Start RECORD EXTRACTS
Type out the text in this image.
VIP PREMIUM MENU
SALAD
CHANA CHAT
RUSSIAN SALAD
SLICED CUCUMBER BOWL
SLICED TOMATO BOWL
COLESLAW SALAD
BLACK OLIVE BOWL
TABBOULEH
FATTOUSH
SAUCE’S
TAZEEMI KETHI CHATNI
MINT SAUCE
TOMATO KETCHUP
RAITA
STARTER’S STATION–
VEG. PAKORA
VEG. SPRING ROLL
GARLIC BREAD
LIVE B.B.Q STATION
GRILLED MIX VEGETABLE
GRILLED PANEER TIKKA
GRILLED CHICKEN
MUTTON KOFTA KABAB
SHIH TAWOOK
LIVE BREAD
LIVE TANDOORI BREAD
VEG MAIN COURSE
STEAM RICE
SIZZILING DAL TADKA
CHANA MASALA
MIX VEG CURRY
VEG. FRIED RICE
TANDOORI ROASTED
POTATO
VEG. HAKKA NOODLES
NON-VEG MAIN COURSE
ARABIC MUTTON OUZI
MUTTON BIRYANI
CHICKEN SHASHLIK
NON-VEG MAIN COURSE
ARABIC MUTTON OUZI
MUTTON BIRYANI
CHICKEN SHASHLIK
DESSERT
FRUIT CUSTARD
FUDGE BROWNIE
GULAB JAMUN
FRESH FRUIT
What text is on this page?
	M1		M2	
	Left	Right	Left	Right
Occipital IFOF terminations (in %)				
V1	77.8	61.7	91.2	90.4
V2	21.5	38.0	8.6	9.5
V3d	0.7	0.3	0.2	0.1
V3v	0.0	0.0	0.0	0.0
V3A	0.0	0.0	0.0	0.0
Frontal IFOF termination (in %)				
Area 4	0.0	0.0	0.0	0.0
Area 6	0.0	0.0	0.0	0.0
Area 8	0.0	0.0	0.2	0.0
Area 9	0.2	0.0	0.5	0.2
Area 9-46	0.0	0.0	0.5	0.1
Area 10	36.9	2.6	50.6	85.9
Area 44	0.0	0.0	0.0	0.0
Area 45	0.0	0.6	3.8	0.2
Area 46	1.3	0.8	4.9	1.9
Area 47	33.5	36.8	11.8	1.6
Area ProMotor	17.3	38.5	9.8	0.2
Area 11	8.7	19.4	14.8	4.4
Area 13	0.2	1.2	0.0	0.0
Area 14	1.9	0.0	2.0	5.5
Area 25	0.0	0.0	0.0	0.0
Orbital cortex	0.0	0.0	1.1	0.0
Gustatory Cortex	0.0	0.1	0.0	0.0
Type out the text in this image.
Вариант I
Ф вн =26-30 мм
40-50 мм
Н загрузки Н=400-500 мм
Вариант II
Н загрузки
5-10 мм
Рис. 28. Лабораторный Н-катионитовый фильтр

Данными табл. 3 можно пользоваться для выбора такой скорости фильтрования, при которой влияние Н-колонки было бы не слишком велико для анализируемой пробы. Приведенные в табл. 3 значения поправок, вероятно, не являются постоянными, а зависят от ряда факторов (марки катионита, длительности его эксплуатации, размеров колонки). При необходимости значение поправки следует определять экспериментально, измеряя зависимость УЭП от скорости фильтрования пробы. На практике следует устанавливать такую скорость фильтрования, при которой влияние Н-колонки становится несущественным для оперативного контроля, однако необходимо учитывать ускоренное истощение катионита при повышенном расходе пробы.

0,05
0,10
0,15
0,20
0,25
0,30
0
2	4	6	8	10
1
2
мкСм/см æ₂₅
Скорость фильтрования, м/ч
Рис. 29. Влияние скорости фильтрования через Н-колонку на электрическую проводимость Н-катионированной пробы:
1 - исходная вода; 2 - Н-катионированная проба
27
End RECORD EXTRACTS
=== DIRECTIVE ===
Retype the data exactly as given.

=== TASK RESULT ===
Type out the text in this image.
VIP PREMIUM MENU
SALAD
CHANA CHAT
RUSSIAN SALAD
SLICED CUCUMBER BOWL
SLICED TOMATO BOWL
COLESLAW SALAD
BLACK OLIVE BOWL
TABBOULEH
FATTOUSH
SAUCE’S
TAZEEMI KETHI CHATNI
MINT SAUCE
TOMATO KETCHUP
RAITA
STARTER’S STATION–
VEG. PAKORA
VEG. SPRING ROLL
GARLIC BREAD
LIVE B.B.Q STATION
GRILLED MIX VEGETABLE
GRILLED PANEER TIKKA
GRILLED CHICKEN
MUTTON KOFTA KABAB
SHIH TAWOOK
LIVE BREAD
LIVE TANDOORI BREAD
VEG MAIN COURSE
STEAM RICE
SIZZILING DAL TADKA
CHANA MASALA
MIX VEG CURRY
VEG. FRIED RICE
TANDOORI ROASTED
POTATO
VEG. HAKKA NOODLES
NON-VEG MAIN COURSE
ARABIC MUTTON OUZI
MUTTON BIRYANI
CHICKEN SHASHLIK
NON-VEG MAIN COURSE
ARABIC MUTTON OUZI
MUTTON BIRYANI
CHICKEN SHASHLIK
DESSERT
FRUIT CUSTARD
FUDGE BROWNIE
GULAB JAMUN
FRESH FRUIT
What text is on this page?
	M1		M2	
	Left	Right	Left	Right
Occipital IFOF terminations (in %)				
V1	77.8	61.7	91.2	90.4
V2	21.5	38.0	8.6	9.5
V3d	0.7	0.3	0.2	0.1
V3v	0.0	0.0	0.0	0.0
V3A	0.0	0.0	0.0	0.0
Frontal IFOF termination (in %)				
Area 4	0.0	0.0	0.0	0.0
Area 6	0.0	0.0	0.0	0.0
Area 8	0.0	0.0	0.2	0.0
Area 9	0.2	0.0	0.5	0.2
Area 9-46	0.0	0.0	0.5	0.1
Area 10	36.9	2.6	50.6	85.9
Area 44	0.0	0.0	0.0	0.0
Area 45	0.0	0.6	3.8	0.2
Area 46	1.3	0.8	4.9	1.9
Area 47	33.5	36.8	11.8	1.6
Area ProMotor	17.3	38.5	9.8	0.2
Area 11	8.7	19.4	14.8	4.4
Area 13	0.2	1.2	0.0	0.0
Area 14	1.9	0.0	2.0	5.5
Area 25	0.0	0.0	0.0	0.0
Orbital cortex	0.0	0.0	1.1	0.0
Gustatory Cortex	0.0	0.1	0.0	0.0
Type out the text in this image.
Вариант I
Ф вн =26-30 мм
40-50 мм
Н загрузки Н=400-500 мм
Вариант II
Н загрузки
5-10 мм
Рис. 28. Лабораторный Н-катионитовый фильтр

Данными табл. 3 можно пользоваться для выбора такой скорости фильтрования, при которой влияние Н-колонки было бы не слишком велико для анализируемой пробы. Приведенные в табл. 3 значения поправок, вероятно, не являются постоянными, а зависят от ряда факторов (марки катионита, длительности его эксплуатации, размеров колонки). При необходимости значение поправки следует определять экспериментально, измеряя зависимость УЭП от скорости фильтрования пробы. На практике следует устанавливать такую скорость фильтрования, при которой влияние Н-колонки становится несущественным для оперативного контроля, однако необходимо учитывать ускоренное истощение катионита при повышенном расходе пробы.

0,05
0,10
0,15
0,20
0,25
0,30
0
2	4	6	8	10
1
2
мкСм/см æ₂₅
Скорость фильтрования, м/ч
Рис. 29. Влияние скорости фильтрования через Н-колонку на электрическую проводимость Н-катионированной пробы:
1 - исходная вода; 2 - Н-катионированная проба
27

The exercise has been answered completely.